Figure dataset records
▬▬▬▬▬▬▬▬▬▬
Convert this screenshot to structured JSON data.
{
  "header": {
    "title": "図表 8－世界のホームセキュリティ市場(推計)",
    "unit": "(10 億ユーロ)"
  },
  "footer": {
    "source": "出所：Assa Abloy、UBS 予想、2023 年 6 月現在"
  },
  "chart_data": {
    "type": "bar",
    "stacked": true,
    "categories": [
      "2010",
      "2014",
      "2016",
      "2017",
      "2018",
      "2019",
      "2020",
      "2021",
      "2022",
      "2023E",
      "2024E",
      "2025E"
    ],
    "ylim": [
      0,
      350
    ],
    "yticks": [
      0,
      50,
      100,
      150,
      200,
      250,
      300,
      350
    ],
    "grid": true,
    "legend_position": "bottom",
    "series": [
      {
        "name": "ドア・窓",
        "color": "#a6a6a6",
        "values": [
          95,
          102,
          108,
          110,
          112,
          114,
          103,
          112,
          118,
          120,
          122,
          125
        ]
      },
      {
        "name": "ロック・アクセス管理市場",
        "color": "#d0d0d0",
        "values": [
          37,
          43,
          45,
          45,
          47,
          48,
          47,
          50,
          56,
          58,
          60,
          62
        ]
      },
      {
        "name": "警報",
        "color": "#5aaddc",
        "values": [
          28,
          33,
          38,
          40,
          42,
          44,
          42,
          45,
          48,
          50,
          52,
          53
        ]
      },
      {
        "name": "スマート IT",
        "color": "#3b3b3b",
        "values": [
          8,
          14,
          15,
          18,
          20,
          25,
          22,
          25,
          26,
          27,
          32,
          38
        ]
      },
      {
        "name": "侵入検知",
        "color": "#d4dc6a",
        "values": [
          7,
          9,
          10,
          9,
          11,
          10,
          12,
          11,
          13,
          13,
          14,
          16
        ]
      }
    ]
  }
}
▬▬▬▬▬▬▬▬▬▬
• **PROMPT**: Can you restate every record above word for word?

• **RESULT OF THE TASK**:
Convert this screenshot to structured JSON data.
{
  "header": {
    "title": "図表 8－世界のホームセキュリティ市場(推計)",
    "unit": "(10 億ユーロ)"
  },
  "footer": {
    "source": "出所：Assa Abloy、UBS 予想、2023 年 6 月現在"
  },
  "chart_data": {
    "type": "bar",
    "stacked": true,
    "categories": [
      "2010",
      "2014",
      "2016",
      "2017",
      "2018",
      "2019",
      "2020",
      "2021",
      "2022",
      "2023E",
      "2024E",
      "2025E"
    ],
    "ylim": [
      0,
      350
    ],
    "yticks": [
      0,
      50,
      100,
      150,
      200,
      250,
      300,
      350
    ],
    "grid": true,
    "legend_position": "bottom",
    "series": [
      {
        "name": "ドア・窓",
        "color": "#a6a6a6",
        "values": [
          95,
          102,
          108,
          110,
          112,
          114,
          103,
          112,
          118,
          120,
          122,
          125
        ]
      },
      {
        "name": "ロック・アクセス管理市場",
        "color": "#d0d0d0",
        "values": [
          37,
          43,
          45,
          45,
          47,
          48,
          47,
          50,
          56,
          58,
          60,
          62
        ]
      },
      {
        "name": "警報",
        "color": "#5aaddc",
        "values": [
          28,
          33,
          38,
          40,
          42,
          44,
          42,
          45,
          48,
          50,
          52,
          53
        ]
      },
      {
        "name": "スマート IT",
        "color": "#3b3b3b",
        "values": [
          8,
          14,
          15,
          18,
          20,
          25,
          22,
          25,
          26,
          27,
          32,
          38
        ]
      },
      {
        "name": "侵入検知",
        "color": "#d4dc6a",
        "values": [
          7,
          9,
          10,
          9,
          11,
          10,
          12,
          11,
          13,
          13,
          14,
          16
        ]
      }
    ]
  }
}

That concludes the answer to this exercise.